Records
★ ★ ★ ★

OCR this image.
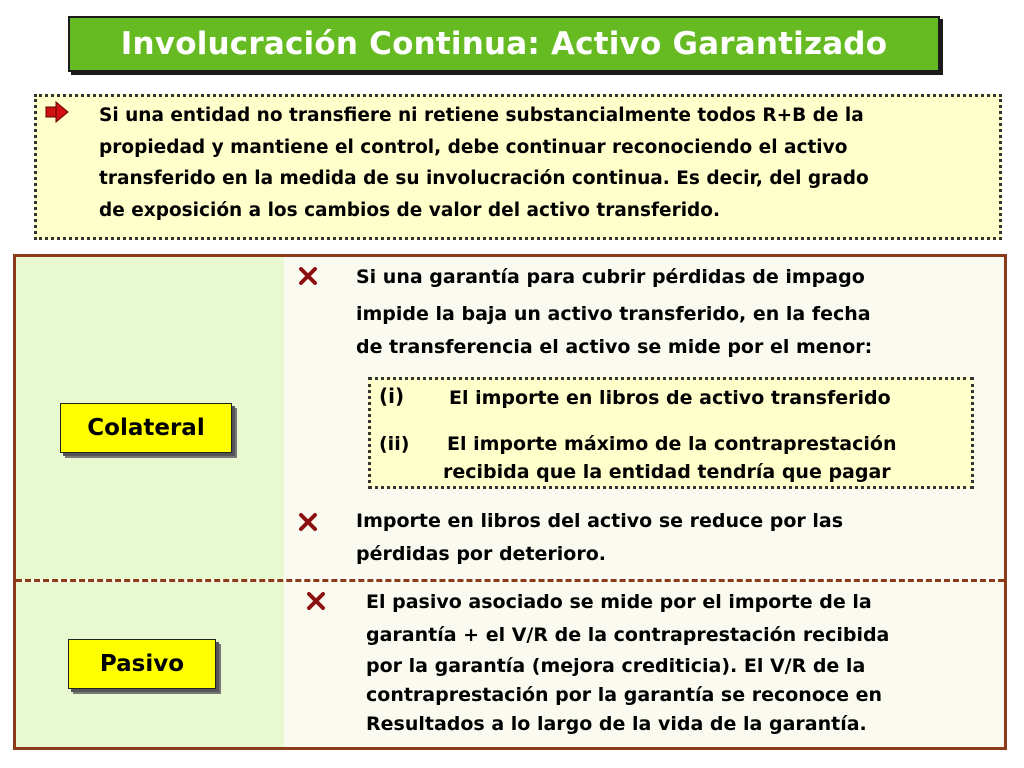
Involucración Continua: Activo Garantizado
Si una entidad no transfiere ni retiene substancialmente todos R+B de la
propiedad y mantiene el control, debe continuar reconociendo el activo
transferido en la medida de su involucración continua. Es decir, del grado
de exposición a los cambios de valor del activo transferido.
Colateral
Si una garantía para cubrir pérdidas de impago
impide la baja un activo transferido, en la fecha
de transferencia el activo se mide por el menor:
(i) El importe en libros de activo transferido
(ii) El importe máximo de la contraprestación
recibida que la entidad tendría que pagar
Importe en libros del activo se reduce por las
pérdidas por deterioro.
Pasivo
El pasivo asociado se mide por el importe de la
garantía + el V/R de la contraprestación recibida
por la garantía (mejora crediticia). El V/R de la
contraprestación por la garantía se reconoce en
Resultados a lo largo de la vida de la garantía.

★ ★ ★ ★

## Stated problem:
Are you able to set down all the lines above exactly, without any pictures?

## Finished exercise:
OCR this image.
Involucración Continua: Activo Garantizado
Si una entidad no transfiere ni retiene substancialmente todos R+B de la
propiedad y mantiene el control, debe continuar reconociendo el activo
transferido en la medida de su involucración continua. Es decir, del grado
de exposición a los cambios de valor del activo transferido.
Colateral
Si una garantía para cubrir pérdidas de impago
impide la baja un activo transferido, en la fecha
de transferencia el activo se mide por el menor:
(i) El importe en libros de activo transferido
(ii) El importe máximo de la contraprestación
recibida que la entidad tendría que pagar
Importe en libros del activo se reduce por las
pérdidas por deterioro.
Pasivo
El pasivo asociado se mide por el importe de la
garantía + el V/R de la contraprestación recibida
por la garantía (mejora crediticia). El V/R de la
contraprestación por la garantía se reconoce en
Resultados a lo largo de la vida de la garantía.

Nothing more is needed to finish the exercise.